* _Text excerpt_
......
When you travel, you want your money to be available and secure—without wasting or losing any of it. These days, the answer to most travel money questions is, to channel that famous line from The Graduate, “plastic.” Around the corner or around the world, plastic can handle almost all of your money needs.
Credit Cards
If you rent a car, the biggest advantage by far is the collision-damage coverage many cards now provide. That’s worth up to $30 a day. The best protection is primary, available on all Diners Club cards, a very few MasterCard and Visa cards, and all American Express cards as an extra-cost option.
Outside the United States, credit cards are generally your best bet to minimize exchange losses. The top cards—Capital One and some premium MasterCard, Visa, and AmEx cards—add no exchange surcharge at all: Your bill, in foreign currency, is converted to dollars at wholesale rates. Several other cards—especially from smaller banks and credit unions—charge only 1 percent for conversion. And even with the 3 percent fee most other cards add, you lose less than if you convert dollar currency. At foreign-exchange offices, after the bad conversion rate and various fees, you typically lose somewhere between 5 percent and 15 percent. As to traveler’s checks, as your granddaughter might say, “That’s so 20th century.” You lose about the same amount you lose with currency, and from what I hear, many foreign banks and hotels are no longer even willing to cash them.
......
* _Task set_
A – Rewrite the travel money text between "When you travel, you" and "your money needs.", inclusive, swapping every "plastic" for "credit cards".
B – Carry on the travel money text from the point where it stops.
The rows after this are separate material and have nothing to do with the travel money text.
......
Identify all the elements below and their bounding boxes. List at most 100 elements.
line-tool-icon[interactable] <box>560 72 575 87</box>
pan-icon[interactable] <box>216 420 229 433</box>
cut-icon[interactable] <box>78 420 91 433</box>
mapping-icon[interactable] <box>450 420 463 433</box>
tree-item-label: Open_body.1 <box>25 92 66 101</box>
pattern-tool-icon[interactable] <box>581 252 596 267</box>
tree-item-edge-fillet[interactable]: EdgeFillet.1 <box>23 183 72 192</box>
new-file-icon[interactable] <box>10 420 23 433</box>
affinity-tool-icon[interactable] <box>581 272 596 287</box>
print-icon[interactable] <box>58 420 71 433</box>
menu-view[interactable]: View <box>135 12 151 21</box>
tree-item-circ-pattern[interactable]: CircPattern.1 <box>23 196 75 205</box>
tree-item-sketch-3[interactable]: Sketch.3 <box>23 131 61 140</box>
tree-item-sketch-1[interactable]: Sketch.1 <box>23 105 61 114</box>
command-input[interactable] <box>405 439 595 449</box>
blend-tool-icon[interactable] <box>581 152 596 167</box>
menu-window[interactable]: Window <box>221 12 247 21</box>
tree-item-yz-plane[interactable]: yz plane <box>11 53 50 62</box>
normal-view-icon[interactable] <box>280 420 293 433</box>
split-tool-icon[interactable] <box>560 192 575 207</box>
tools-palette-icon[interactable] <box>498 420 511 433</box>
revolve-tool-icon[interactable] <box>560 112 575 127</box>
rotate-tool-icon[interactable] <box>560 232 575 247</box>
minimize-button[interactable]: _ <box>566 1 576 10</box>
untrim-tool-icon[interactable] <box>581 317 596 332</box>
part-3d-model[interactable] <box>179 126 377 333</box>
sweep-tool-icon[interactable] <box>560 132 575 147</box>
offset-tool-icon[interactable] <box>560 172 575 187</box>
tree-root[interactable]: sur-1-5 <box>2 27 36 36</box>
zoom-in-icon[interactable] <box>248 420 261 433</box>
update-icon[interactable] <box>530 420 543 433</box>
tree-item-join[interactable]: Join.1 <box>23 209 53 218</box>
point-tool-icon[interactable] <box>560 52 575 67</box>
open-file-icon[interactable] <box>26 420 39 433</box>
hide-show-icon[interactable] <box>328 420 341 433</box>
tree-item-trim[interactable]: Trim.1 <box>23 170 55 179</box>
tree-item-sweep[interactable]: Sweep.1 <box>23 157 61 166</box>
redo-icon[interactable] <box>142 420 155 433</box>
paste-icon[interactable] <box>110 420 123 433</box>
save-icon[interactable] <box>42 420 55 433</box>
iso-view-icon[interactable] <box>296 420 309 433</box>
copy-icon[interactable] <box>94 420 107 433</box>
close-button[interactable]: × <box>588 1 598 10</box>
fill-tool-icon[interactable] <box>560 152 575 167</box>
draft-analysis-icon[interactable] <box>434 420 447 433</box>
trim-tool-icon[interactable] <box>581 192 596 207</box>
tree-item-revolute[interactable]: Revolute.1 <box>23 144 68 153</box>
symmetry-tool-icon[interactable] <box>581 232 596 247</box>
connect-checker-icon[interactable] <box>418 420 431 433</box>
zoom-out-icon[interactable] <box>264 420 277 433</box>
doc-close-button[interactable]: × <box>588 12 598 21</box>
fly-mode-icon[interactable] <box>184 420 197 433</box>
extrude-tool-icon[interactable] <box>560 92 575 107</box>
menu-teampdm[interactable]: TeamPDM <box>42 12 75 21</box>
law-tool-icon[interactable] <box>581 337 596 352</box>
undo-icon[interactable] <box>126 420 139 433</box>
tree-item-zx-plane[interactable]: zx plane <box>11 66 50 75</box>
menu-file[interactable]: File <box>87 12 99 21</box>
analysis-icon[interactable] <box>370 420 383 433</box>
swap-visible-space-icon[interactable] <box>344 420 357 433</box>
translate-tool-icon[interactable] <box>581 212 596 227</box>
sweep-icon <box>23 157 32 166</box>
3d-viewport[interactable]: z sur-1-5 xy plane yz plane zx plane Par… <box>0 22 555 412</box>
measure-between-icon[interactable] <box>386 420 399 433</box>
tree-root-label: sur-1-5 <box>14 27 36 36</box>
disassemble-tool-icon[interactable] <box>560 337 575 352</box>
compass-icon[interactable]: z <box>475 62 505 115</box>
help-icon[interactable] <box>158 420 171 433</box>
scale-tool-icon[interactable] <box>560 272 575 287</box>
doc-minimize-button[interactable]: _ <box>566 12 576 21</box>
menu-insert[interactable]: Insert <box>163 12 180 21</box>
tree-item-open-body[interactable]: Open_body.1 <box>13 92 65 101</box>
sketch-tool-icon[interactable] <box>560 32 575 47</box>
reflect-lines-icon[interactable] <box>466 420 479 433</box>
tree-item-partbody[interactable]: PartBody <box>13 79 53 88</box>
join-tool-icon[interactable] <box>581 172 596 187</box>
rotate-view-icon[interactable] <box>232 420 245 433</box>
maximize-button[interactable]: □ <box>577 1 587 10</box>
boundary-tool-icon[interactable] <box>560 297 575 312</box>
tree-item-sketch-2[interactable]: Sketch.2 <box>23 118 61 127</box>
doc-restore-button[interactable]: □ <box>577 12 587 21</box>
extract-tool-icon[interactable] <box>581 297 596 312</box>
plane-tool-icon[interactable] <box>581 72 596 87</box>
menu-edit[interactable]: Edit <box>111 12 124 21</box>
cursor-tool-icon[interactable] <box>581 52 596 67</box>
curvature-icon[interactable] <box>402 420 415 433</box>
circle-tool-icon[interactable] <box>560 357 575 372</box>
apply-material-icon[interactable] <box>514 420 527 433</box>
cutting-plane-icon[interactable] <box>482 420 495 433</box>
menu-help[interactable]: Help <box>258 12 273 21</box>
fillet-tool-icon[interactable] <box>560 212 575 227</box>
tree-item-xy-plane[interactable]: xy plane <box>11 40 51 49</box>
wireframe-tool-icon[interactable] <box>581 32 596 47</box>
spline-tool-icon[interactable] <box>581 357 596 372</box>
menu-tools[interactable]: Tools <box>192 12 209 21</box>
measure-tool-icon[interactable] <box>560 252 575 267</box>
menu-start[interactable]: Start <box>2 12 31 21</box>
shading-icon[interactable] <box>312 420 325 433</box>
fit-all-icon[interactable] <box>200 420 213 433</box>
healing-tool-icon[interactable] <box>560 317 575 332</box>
......
* _Response list_
A –
When you travel, you want your money to be available and secure—without wasting or losing any of it. These days, the answer to most travel money questions is, to channel that famous line from The Graduate, “credit cards.” Around the corner or around the world, credit cards can handle almost all of your money needs.

B –
Most debit cards are also branded MasterCard or Visa, so you can use them to make purchases. But you still typically pay the same conversion fees, and debit cards lack the many buyer protections available through credit cards.
Debit Cards
You can’t put everything on a credit card; you always need some local cash. Here, your best bet is a debit card. If your regular bank has branches around the country, you can withdraw currency from your bank’s ATMs anywhere without any added fees. But if you have to use some other bank’s ATM, your bank typically charges around $3 per withdrawal, regardless of the amount, and a few charge more. And some other banks’ ATMs—and especially those stand-alone ATMs you see in various retail locations—add their own withdrawal fee, so you can wind up paying as much as $5 each time you get cash. Obviously, don’t make a lot of small withdrawals.
To avoid losing anything, open a new account. Some smaller banks and credit cards do not add any fee for withdrawals from other banks, and a few agree to absorb other banks’ fees. Even if you intend to keep your present bank for the long haul, the best way to avoid fees is to open a travel account with some no-fee bank.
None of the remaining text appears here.